## RECORD SET
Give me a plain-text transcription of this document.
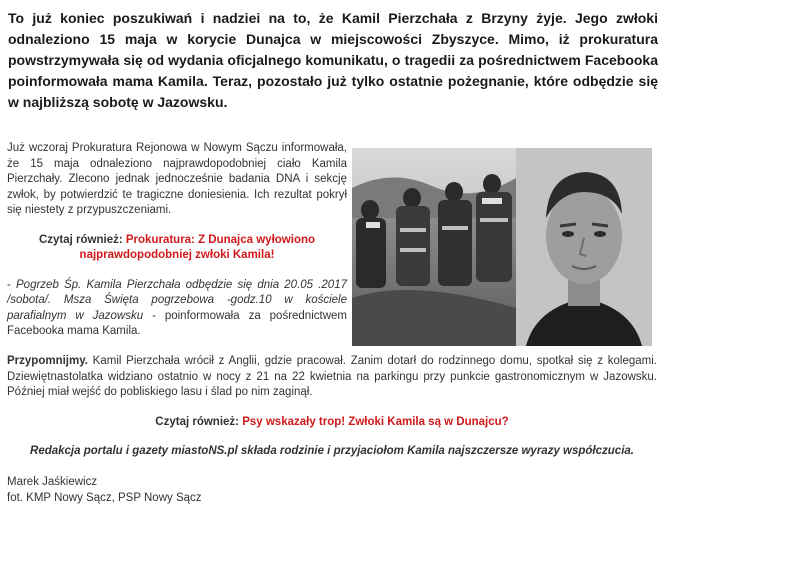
To już koniec poszukiwań i nadziei na to, że Kamil Pierzchała z Brzyny żyje. Jego zwłoki odnaleziono 15 maja w korycie Dunajca w miejscowości Zbyszyce. Mimo, iż prokuratura powstrzymywała się od wydania oficjalnego komunikatu, o tragedii za pośrednictwem Facebooka poinformowała mama Kamila. Teraz, pozostało już tylko ostatnie pożegnanie, które odbędzie się w najbliższą sobotę w Jazowsku.

Już wczoraj Prokuratura Rejonowa w Nowym Sączu informowała, że 15 maja odnaleziono najprawdopodobniej ciało Kamila Pierzchały. Zlecono jednak jednocześnie badania DNA i sekcję zwłok, by potwierdzić te tragiczne doniesienia. Ich rezultat pokrył się niestety z przypuszczeniami.

Czytaj również: Prokuratura: Z Dunajca wyłowiono najprawdopodobniej zwłoki Kamila!

- Pogrzeb Śp. Kamila Pierzchała odbędzie się dnia 20.05 .2017 /sobota/. Msza Święta pogrzebowa -godz.10 w kościele parafialnym w Jazowsku - poinformowała za pośrednictwem Facebooka mama Kamila.

Przypomnijmy. Kamil Pierzchała wrócił z Anglii, gdzie pracował. Zanim dotarł do rodzinnego domu, spotkał się z kolegami. Dziewiętnastolatka widziano ostatnio w nocy z 21 na 22 kwietnia na parkingu przy punkcie gastronomicznym w Jazowsku. Później miał wejść do pobliskiego lasu i ślad po nim zaginął.

Czytaj również: Psy wskazały trop! Zwłoki Kamila są w Dunajcu?

Redakcja portalu i gazety miastoNS.pl składa rodzinie i przyjaciołom Kamila najszczersze wyrazy współczucia.

Marek Jaśkiewicz
fot. KMP Nowy Sącz, PSP Nowy Sącz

## EXERCISE BRIEF
Using the records above, find and show each line with the string "najprawdopodobniej".

## EXERCISE RESPONSE
Już wczoraj Prokuratura Rejonowa w Nowym Sączu informowała, że 15 maja odnaleziono najprawdopodobniej ciało Kamila Pierzchały. Zlecono jednak jednocześnie badania DNA i sekcję zwłok, by potwierdzić te tragiczne doniesienia. Ich rezultat pokrył się niestety z przypuszczeniami.
Czytaj również: Prokuratura: Z Dunajca wyłowiono najprawdopodobniej zwłoki Kamila!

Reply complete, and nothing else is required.